→ **GIVEN PROBLEM**:
Write out every entry exactly as given, but omit the pictures.

Start DATA TO PROCESS

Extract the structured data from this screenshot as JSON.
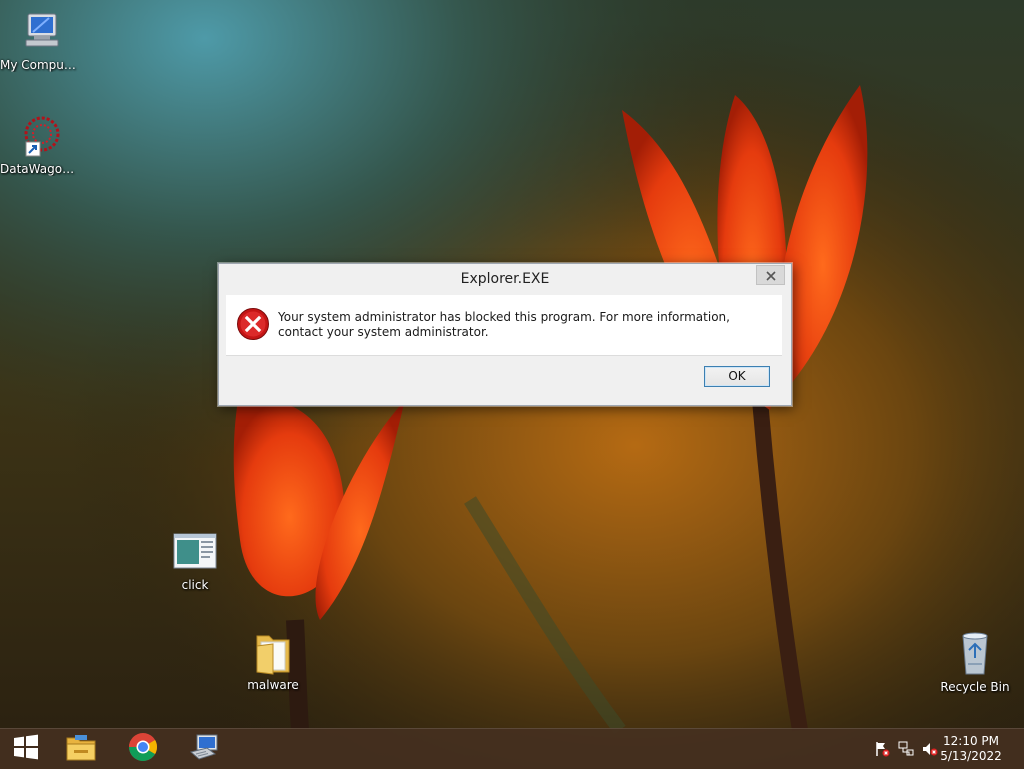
{
  "desktop": {
    "icons": {
      "my_computer": "My Computer",
      "datawagon": "DataWagon...",
      "click": "click",
      "malware": "malware",
      "recycle_bin": "Recycle Bin"
    }
  },
  "dialog": {
    "title": "Explorer.EXE",
    "message": "Your system administrator has blocked this program. For more information, contact your system administrator.",
    "ok_label": "OK",
    "icon": "error-icon"
  },
  "taskbar": {
    "pinned": [
      "start-icon",
      "file-explorer-icon",
      "chrome-icon",
      "network-computer-icon"
    ],
    "tray": [
      "action-center-flag-icon",
      "network-icon",
      "volume-muted-icon"
    ],
    "time": "12:10 PM",
    "date": "5/13/2022"
  }
}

End DATA TO PROCESS

→ **WRITTEN RESPONSE**:
Extract the structured data from this screenshot as JSON.
{
  "desktop": {
    "icons": {
      "my_computer": "My Computer",
      "datawagon": "DataWagon...",
      "click": "click",
      "malware": "malware",
      "recycle_bin": "Recycle Bin"
    }
  },
  "dialog": {
    "title": "Explorer.EXE",
    "message": "Your system administrator has blocked this program. For more information, contact your system administrator.",
    "ok_label": "OK",
    "icon": "error-icon"
  },
  "taskbar": {
    "pinned": [
      "start-icon",
      "file-explorer-icon",
      "chrome-icon",
      "network-computer-icon"
    ],
    "tray": [
      "action-center-flag-icon",
      "network-icon",
      "volume-muted-icon"
    ],
    "time": "12:10 PM",
    "date": "5/13/2022"
  }
}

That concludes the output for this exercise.